▶ **TASK GOAL**:
From the listing below, extract every line in which the word "BASEPR" appears.

▶ **Data items**:

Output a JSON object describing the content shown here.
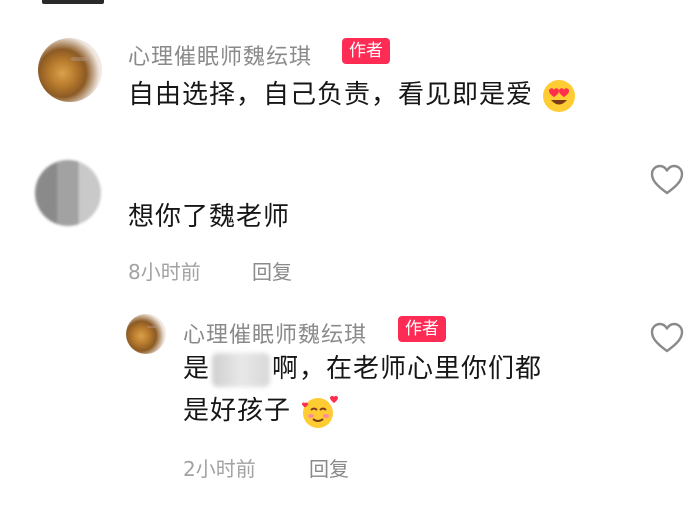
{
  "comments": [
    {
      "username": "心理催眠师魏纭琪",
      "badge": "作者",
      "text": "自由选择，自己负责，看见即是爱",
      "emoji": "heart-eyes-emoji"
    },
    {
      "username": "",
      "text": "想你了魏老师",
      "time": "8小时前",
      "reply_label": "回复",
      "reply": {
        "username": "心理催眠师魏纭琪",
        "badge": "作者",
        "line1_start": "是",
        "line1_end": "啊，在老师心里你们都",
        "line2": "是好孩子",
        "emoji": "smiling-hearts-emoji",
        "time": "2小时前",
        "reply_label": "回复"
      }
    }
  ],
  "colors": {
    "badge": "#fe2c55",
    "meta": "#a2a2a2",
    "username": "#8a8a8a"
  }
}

...

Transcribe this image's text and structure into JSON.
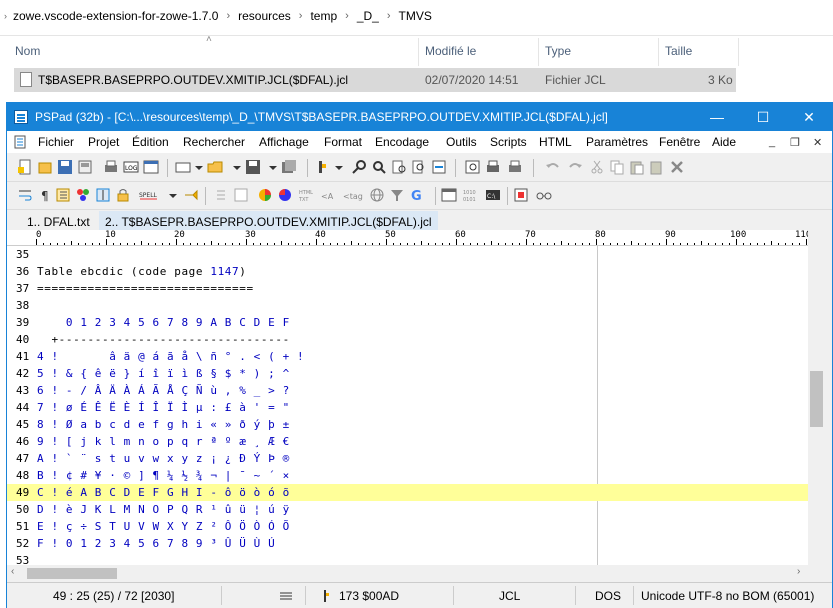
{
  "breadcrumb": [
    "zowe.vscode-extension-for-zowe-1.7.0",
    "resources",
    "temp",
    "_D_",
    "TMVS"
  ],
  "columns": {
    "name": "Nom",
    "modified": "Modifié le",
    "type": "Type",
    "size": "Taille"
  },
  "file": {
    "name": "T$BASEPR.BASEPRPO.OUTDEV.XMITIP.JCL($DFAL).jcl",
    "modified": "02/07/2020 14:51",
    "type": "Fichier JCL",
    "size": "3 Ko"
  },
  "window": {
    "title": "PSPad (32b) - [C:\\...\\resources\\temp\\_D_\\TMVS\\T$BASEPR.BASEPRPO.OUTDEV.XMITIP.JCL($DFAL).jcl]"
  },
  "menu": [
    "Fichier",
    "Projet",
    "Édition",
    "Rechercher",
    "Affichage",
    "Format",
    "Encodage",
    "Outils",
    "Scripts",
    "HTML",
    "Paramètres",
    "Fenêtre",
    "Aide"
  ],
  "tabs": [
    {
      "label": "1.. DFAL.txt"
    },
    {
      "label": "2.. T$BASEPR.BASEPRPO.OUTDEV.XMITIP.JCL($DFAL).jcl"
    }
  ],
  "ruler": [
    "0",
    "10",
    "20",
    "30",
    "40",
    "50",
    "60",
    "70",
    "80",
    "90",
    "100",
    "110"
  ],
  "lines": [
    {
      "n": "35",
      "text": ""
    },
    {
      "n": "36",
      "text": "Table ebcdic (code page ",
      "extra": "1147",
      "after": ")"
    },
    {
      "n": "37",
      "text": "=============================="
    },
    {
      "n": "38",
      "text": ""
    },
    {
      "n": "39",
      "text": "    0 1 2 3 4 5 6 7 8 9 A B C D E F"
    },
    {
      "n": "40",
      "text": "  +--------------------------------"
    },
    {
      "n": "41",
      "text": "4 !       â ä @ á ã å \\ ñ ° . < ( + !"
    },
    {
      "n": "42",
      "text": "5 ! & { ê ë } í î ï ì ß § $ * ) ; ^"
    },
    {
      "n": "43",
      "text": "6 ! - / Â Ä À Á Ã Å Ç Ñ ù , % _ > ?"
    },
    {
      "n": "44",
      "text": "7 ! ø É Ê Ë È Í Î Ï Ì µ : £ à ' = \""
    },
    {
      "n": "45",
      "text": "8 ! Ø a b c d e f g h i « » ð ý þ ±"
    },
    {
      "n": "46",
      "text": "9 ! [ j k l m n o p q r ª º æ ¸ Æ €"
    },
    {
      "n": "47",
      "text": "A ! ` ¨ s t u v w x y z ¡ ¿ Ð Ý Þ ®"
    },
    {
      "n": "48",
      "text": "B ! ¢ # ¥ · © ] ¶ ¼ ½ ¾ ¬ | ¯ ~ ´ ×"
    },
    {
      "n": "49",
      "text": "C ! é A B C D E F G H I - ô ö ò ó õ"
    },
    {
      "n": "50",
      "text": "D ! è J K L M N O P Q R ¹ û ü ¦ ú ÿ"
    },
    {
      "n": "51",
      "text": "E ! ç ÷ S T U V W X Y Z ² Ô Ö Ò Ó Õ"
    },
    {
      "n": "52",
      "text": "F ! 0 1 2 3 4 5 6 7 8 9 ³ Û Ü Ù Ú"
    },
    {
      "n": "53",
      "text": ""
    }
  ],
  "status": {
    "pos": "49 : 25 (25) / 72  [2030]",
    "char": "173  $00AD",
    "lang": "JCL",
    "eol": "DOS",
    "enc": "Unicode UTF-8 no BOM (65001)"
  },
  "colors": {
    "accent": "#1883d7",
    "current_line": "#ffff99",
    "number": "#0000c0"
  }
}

▶ **ANSWER BELOW**:
    "name": "T$BASEPR.BASEPRPO.OUTDEV.XMITIP.JCL($DFAL).jcl",
    "title": "PSPad (32b) - [C:\\...\\resources\\temp\\_D_\\TMVS\\T$BASEPR.BASEPRPO.OUTDEV.XMITIP.JCL($DFAL).jcl]"
      "label": "2.. T$BASEPR.BASEPRPO.OUTDEV.XMITIP.JCL($DFAL).jcl"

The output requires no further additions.